WORK TO DO: Below are some entries. Output each one exactly as it appears.

INPUT RECORDS:
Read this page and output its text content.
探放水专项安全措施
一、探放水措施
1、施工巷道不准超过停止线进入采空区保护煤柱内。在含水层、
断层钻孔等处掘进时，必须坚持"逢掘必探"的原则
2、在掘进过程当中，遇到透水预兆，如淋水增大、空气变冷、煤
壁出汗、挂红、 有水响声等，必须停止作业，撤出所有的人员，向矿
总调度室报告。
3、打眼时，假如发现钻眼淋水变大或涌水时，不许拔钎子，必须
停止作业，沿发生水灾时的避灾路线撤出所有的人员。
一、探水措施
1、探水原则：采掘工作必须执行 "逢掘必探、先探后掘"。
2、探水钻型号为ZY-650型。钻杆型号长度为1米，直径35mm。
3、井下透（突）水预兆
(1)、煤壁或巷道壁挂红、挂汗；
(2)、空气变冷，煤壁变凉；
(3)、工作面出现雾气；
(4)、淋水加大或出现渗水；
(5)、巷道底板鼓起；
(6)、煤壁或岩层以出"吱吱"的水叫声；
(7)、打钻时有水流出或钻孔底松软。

THE OUTPUT:
Read this page and output its text content.
探放水专项安全措施
一、探放水措施
1、施工巷道不准超过停止线进入采空区保护煤柱内。在含水层、
断层钻孔等处掘进时，必须坚持"逢掘必探"的原则
2、在掘进过程当中，遇到透水预兆，如淋水增大、空气变冷、煤
壁出汗、挂红、 有水响声等，必须停止作业，撤出所有的人员，向矿
总调度室报告。
3、打眼时，假如发现钻眼淋水变大或涌水时，不许拔钎子，必须
停止作业，沿发生水灾时的避灾路线撤出所有的人员。
一、探水措施
1、探水原则：采掘工作必须执行 "逢掘必探、先探后掘"。
2、探水钻型号为ZY-650型。钻杆型号长度为1米，直径35mm。
3、井下透（突）水预兆
(1)、煤壁或巷道壁挂红、挂汗；
(2)、空气变冷，煤壁变凉；
(3)、工作面出现雾气；
(4)、淋水加大或出现渗水；
(5)、巷道底板鼓起；
(6)、煤壁或岩层以出"吱吱"的水叫声；
(7)、打钻时有水流出或钻孔底松软。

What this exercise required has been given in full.